Extracted data entries:
════

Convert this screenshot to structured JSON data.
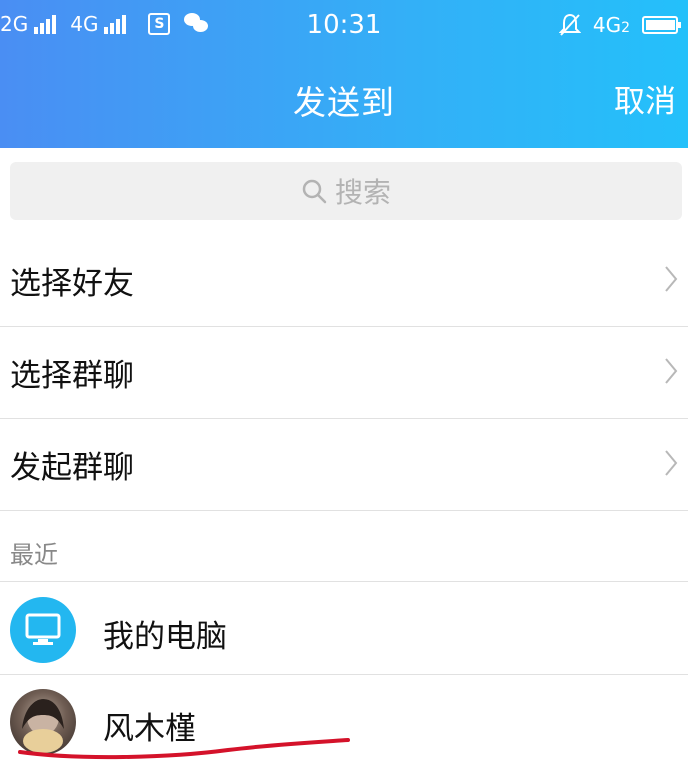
{
  "status_bar": {
    "net1": "2G",
    "net2": "4G",
    "time": "10:31",
    "net3": "4G",
    "net3_sub": "2",
    "battery_percent": 95
  },
  "header": {
    "title": "发送到",
    "cancel_label": "取消"
  },
  "search": {
    "placeholder": "搜索"
  },
  "menu": {
    "items": [
      {
        "label": "选择好友"
      },
      {
        "label": "选择群聊"
      },
      {
        "label": "发起群聊"
      }
    ]
  },
  "recent": {
    "header": "最近",
    "contacts": [
      {
        "name": "我的电脑",
        "icon": "computer-icon"
      },
      {
        "name": "风木槿",
        "icon": "avatar-photo"
      }
    ]
  },
  "colors": {
    "header_gradient_start": "#4a8ef3",
    "header_gradient_end": "#24c0fa",
    "pc_icon_bg": "#23b7f0",
    "annotation_red": "#d4122a"
  }
}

════

What is expected:
Write out the material above once more, exactly as it reads, with no pictures.

Complete response:
Convert this screenshot to structured JSON data.
{
  "status_bar": {
    "net1": "2G",
    "net2": "4G",
    "time": "10:31",
    "net3": "4G",
    "net3_sub": "2",
    "battery_percent": 95
  },
  "header": {
    "title": "发送到",
    "cancel_label": "取消"
  },
  "search": {
    "placeholder": "搜索"
  },
  "menu": {
    "items": [
      {
        "label": "选择好友"
      },
      {
        "label": "选择群聊"
      },
      {
        "label": "发起群聊"
      }
    ]
  },
  "recent": {
    "header": "最近",
    "contacts": [
      {
        "name": "我的电脑",
        "icon": "computer-icon"
      },
      {
        "name": "风木槿",
        "icon": "avatar-photo"
      }
    ]
  },
  "colors": {
    "header_gradient_start": "#4a8ef3",
    "header_gradient_end": "#24c0fa",
    "pc_icon_bg": "#23b7f0",
    "annotation_red": "#d4122a"
  }
}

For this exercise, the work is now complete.